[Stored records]
"""
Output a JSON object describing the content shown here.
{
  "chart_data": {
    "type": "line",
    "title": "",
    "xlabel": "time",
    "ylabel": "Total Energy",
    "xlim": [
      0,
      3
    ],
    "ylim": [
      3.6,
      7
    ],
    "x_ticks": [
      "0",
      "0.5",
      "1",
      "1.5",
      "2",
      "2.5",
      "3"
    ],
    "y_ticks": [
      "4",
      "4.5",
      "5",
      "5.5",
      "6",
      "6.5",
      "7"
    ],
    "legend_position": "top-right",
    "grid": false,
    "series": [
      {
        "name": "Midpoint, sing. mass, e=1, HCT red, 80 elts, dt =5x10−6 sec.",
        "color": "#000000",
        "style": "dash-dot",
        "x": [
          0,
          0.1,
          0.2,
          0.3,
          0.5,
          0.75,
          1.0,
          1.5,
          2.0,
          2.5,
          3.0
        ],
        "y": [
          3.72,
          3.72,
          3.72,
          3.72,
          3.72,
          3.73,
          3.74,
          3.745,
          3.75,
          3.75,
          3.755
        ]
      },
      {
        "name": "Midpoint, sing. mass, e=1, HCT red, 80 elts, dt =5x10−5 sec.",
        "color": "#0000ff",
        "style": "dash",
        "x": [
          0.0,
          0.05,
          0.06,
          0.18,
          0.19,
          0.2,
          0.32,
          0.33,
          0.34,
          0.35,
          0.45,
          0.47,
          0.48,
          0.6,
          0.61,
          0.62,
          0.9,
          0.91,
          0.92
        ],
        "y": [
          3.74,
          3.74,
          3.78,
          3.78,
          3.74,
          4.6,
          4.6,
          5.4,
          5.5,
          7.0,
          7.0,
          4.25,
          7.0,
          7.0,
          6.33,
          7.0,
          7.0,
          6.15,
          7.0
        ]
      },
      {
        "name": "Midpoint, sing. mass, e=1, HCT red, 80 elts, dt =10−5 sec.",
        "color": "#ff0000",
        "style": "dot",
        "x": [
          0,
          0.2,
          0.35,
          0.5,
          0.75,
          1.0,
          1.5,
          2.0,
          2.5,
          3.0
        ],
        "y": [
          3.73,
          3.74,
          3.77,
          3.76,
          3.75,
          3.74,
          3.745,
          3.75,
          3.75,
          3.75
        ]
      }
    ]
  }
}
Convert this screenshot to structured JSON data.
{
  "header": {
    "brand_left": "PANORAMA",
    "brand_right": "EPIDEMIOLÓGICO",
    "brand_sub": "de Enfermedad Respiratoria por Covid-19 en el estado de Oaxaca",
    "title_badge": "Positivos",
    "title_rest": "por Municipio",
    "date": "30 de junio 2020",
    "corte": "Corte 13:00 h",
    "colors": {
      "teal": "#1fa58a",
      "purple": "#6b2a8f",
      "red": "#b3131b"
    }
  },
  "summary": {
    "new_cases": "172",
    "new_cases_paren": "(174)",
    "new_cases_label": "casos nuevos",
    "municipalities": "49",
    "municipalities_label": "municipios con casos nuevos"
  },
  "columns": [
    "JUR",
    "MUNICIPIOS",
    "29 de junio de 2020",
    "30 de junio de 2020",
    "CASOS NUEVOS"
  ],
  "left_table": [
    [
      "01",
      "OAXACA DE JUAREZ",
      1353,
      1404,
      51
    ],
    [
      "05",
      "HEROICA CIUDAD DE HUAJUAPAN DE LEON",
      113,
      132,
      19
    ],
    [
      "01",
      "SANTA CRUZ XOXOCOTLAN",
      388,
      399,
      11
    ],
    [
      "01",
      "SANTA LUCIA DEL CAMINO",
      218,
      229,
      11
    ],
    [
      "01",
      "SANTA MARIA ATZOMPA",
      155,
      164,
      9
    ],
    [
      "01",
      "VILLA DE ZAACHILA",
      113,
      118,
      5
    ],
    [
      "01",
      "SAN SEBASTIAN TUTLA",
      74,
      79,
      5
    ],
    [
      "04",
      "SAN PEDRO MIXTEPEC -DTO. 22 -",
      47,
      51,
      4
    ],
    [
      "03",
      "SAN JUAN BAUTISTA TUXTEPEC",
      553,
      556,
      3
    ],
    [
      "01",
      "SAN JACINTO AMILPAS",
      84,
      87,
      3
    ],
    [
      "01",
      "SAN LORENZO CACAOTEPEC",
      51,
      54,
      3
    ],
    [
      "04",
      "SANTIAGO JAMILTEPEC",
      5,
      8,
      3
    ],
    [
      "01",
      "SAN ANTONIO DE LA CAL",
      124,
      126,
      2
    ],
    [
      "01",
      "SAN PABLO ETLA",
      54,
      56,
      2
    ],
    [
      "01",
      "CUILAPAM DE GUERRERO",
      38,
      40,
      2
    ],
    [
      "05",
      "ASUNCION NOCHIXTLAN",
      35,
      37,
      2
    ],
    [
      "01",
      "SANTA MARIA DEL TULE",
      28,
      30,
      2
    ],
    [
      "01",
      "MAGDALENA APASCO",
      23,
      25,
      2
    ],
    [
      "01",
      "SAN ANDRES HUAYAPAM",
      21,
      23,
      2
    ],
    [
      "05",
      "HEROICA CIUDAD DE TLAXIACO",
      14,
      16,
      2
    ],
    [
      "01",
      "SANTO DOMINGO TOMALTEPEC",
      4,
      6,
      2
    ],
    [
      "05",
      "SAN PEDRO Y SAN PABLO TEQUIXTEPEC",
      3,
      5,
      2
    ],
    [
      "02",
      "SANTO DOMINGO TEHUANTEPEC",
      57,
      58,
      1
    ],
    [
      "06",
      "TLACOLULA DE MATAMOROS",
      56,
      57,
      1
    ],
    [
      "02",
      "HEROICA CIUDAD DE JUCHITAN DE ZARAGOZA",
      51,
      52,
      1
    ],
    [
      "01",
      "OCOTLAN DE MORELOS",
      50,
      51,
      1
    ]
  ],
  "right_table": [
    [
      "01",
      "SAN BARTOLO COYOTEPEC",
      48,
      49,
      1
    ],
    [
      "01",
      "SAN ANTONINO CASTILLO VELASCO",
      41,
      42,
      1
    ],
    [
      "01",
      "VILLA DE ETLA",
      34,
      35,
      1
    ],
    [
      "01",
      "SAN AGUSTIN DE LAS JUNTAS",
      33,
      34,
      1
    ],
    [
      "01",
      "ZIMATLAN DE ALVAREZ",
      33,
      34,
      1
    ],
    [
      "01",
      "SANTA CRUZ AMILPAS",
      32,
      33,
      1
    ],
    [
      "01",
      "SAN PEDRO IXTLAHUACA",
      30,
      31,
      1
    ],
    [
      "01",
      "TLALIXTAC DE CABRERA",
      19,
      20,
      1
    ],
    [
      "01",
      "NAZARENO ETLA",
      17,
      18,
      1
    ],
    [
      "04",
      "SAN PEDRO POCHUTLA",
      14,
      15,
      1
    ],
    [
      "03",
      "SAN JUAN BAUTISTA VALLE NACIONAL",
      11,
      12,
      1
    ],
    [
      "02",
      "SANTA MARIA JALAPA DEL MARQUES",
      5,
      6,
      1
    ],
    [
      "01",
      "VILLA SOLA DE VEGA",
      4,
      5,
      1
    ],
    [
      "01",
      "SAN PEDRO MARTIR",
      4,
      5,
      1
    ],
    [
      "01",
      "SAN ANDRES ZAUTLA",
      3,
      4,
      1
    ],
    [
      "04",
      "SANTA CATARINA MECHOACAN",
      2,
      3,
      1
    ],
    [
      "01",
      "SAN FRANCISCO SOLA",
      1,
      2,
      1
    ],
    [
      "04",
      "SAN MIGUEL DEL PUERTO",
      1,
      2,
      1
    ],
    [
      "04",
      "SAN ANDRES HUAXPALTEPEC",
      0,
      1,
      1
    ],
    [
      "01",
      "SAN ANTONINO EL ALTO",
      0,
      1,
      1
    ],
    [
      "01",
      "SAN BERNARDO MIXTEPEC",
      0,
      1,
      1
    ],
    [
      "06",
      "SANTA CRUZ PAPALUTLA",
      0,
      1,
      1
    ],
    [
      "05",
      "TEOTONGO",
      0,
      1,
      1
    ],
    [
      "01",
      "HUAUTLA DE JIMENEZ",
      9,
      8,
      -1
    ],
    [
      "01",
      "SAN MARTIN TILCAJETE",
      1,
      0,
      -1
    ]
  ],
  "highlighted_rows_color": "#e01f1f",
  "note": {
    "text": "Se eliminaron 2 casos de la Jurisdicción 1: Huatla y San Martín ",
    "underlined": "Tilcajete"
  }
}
"""
■ **Exercise task**
Examine the records and report how many lines contain the string "AMILPAS". Only the number should be given.

■ **Solution for this task**
2